* [What this task involves]: Without the images, print all the entries below exactly as given.

* [Records for the exercise]:

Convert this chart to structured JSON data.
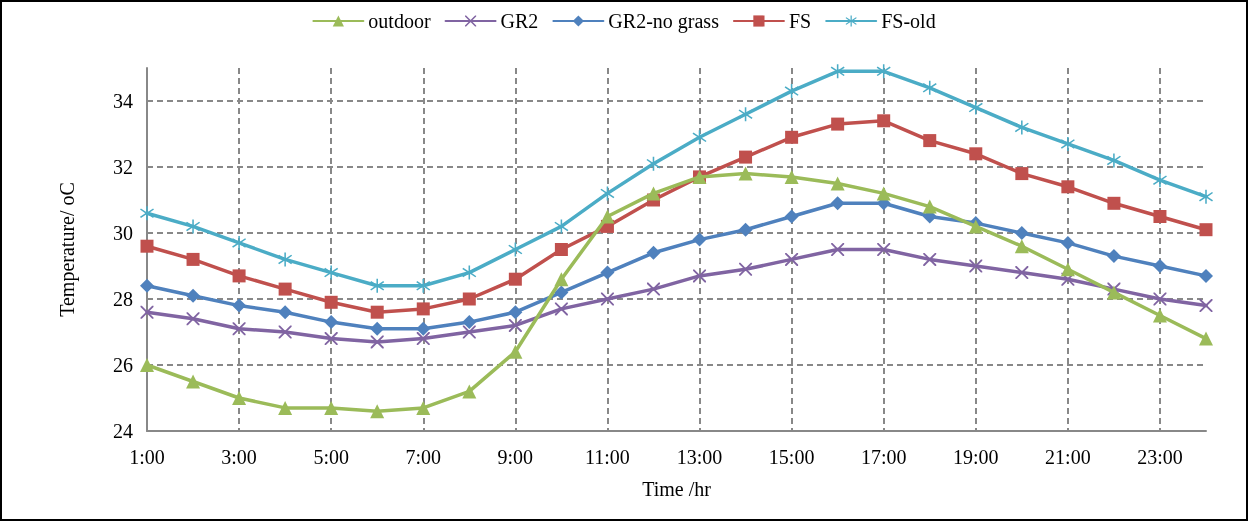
{
  "chart_data": {
    "type": "line",
    "xlabel": "Time /hr",
    "ylabel": "Temperature/ oC",
    "categories": [
      "1:00",
      null,
      "3:00",
      null,
      "5:00",
      null,
      "7:00",
      null,
      "9:00",
      null,
      "11:00",
      null,
      "13:00",
      null,
      "15:00",
      null,
      "17:00",
      null,
      "19:00",
      null,
      "21:00",
      null,
      "23:00",
      null
    ],
    "ylim": [
      24,
      35
    ],
    "yticks": [
      24,
      26,
      28,
      30,
      32,
      34
    ],
    "grid": true,
    "legend": "top",
    "line_style": "solid",
    "series": [
      {
        "name": "outdoor",
        "color": "#9bbb59",
        "marker": "triangle",
        "values": [
          26.0,
          25.5,
          25.0,
          24.7,
          24.7,
          24.6,
          24.7,
          25.2,
          26.4,
          28.6,
          30.5,
          31.2,
          31.7,
          31.8,
          31.7,
          31.5,
          31.2,
          30.8,
          30.2,
          29.6,
          28.9,
          28.2,
          27.5,
          26.8
        ]
      },
      {
        "name": "GR2",
        "color": "#8064a2",
        "marker": "cross",
        "values": [
          27.6,
          27.4,
          27.1,
          27.0,
          26.8,
          26.7,
          26.8,
          27.0,
          27.2,
          27.7,
          28.0,
          28.3,
          28.7,
          28.9,
          29.2,
          29.5,
          29.5,
          29.2,
          29.0,
          28.8,
          28.6,
          28.3,
          28.0,
          27.8
        ]
      },
      {
        "name": "GR2-no grass",
        "color": "#4f81bd",
        "marker": "diamond",
        "values": [
          28.4,
          28.1,
          27.8,
          27.6,
          27.3,
          27.1,
          27.1,
          27.3,
          27.6,
          28.2,
          28.8,
          29.4,
          29.8,
          30.1,
          30.5,
          30.9,
          30.9,
          30.5,
          30.3,
          30.0,
          29.7,
          29.3,
          29.0,
          28.7
        ]
      },
      {
        "name": "FS",
        "color": "#c0504d",
        "marker": "square",
        "values": [
          29.6,
          29.2,
          28.7,
          28.3,
          27.9,
          27.6,
          27.7,
          28.0,
          28.6,
          29.5,
          30.2,
          31.0,
          31.7,
          32.3,
          32.9,
          33.3,
          33.4,
          32.8,
          32.4,
          31.8,
          31.4,
          30.9,
          30.5,
          30.1
        ]
      },
      {
        "name": "FS-old",
        "color": "#4bacc6",
        "marker": "star",
        "values": [
          30.6,
          30.2,
          29.7,
          29.2,
          28.8,
          28.4,
          28.4,
          28.8,
          29.5,
          30.2,
          31.2,
          32.1,
          32.9,
          33.6,
          34.3,
          34.9,
          34.9,
          34.4,
          33.8,
          33.2,
          32.7,
          32.2,
          31.6,
          31.1
        ]
      }
    ]
  }
}
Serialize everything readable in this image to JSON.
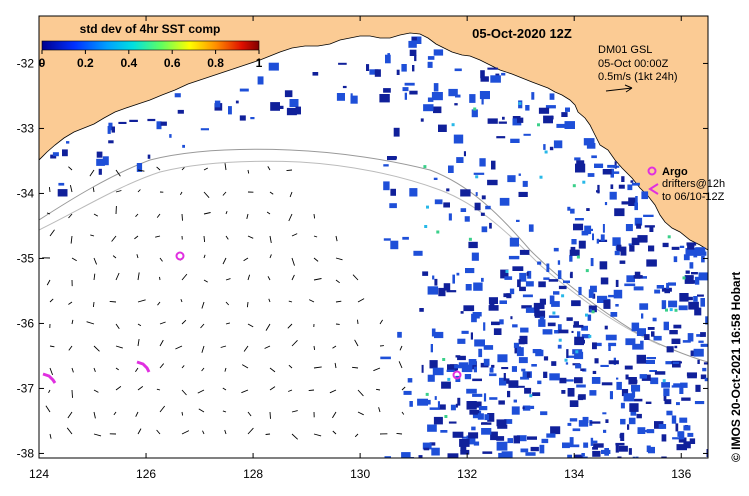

* [Result]:
Convert this chart to structured JSON data.
{
  "chart_data": {
    "type": "line",
    "xlabel": "Time /hr",
    "ylabel": "Temperature/ oC",
    "categories": [
      "1:00",
      null,
      "3:00",
      null,
      "5:00",
      null,
      "7:00",
      null,
      "9:00",
      null,
      "11:00",
      null,
      "13:00",
      null,
      "15:00",
      null,
      "17:00",
      null,
      "19:00",
      null,
      "21:00",
      null,
      "23:00",
      null
    ],
    "ylim": [
      24,
      35
    ],
    "yticks": [
      24,
      26,
      28,
      30,
      32,
      34
    ],
    "grid": true,
    "legend": "top",
    "line_style": "solid",
    "series": [
      {
        "name": "outdoor",
        "color": "#9bbb59",
        "marker": "triangle",
        "values": [
          26.0,
          25.5,
          25.0,
          24.7,
          24.7,
          24.6,
          24.7,
          25.2,
          26.4,
          28.6,
          30.5,
          31.2,
          31.7,
          31.8,
          31.7,
          31.5,
          31.2,
          30.8,
          30.2,
          29.6,
          28.9,
          28.2,
          27.5,
          26.8
        ]
      },
      {
        "name": "GR2",
        "color": "#8064a2",
        "marker": "cross",
        "values": [
          27.6,
          27.4,
          27.1,
          27.0,
          26.8,
          26.7,
          26.8,
          27.0,
          27.2,
          27.7,
          28.0,
          28.3,
          28.7,
          28.9,
          29.2,
          29.5,
          29.5,
          29.2,
          29.0,
          28.8,
          28.6,
          28.3,
          28.0,
          27.8
        ]
      },
      {
        "name": "GR2-no grass",
        "color": "#4f81bd",
        "marker": "diamond",
        "values": [
          28.4,
          28.1,
          27.8,
          27.6,
          27.3,
          27.1,
          27.1,
          27.3,
          27.6,
          28.2,
          28.8,
          29.4,
          29.8,
          30.1,
          30.5,
          30.9,
          30.9,
          30.5,
          30.3,
          30.0,
          29.7,
          29.3,
          29.0,
          28.7
        ]
      },
      {
        "name": "FS",
        "color": "#c0504d",
        "marker": "square",
        "values": [
          29.6,
          29.2,
          28.7,
          28.3,
          27.9,
          27.6,
          27.7,
          28.0,
          28.6,
          29.5,
          30.2,
          31.0,
          31.7,
          32.3,
          32.9,
          33.3,
          33.4,
          32.8,
          32.4,
          31.8,
          31.4,
          30.9,
          30.5,
          30.1
        ]
      },
      {
        "name": "FS-old",
        "color": "#4bacc6",
        "marker": "star",
        "values": [
          30.6,
          30.2,
          29.7,
          29.2,
          28.8,
          28.4,
          28.4,
          28.8,
          29.5,
          30.2,
          31.2,
          32.1,
          32.9,
          33.6,
          34.3,
          34.9,
          34.9,
          34.4,
          33.8,
          33.2,
          32.7,
          32.2,
          31.6,
          31.1
        ]
      }
    ]
  }
}
Serialize everything readable in this image to JSON.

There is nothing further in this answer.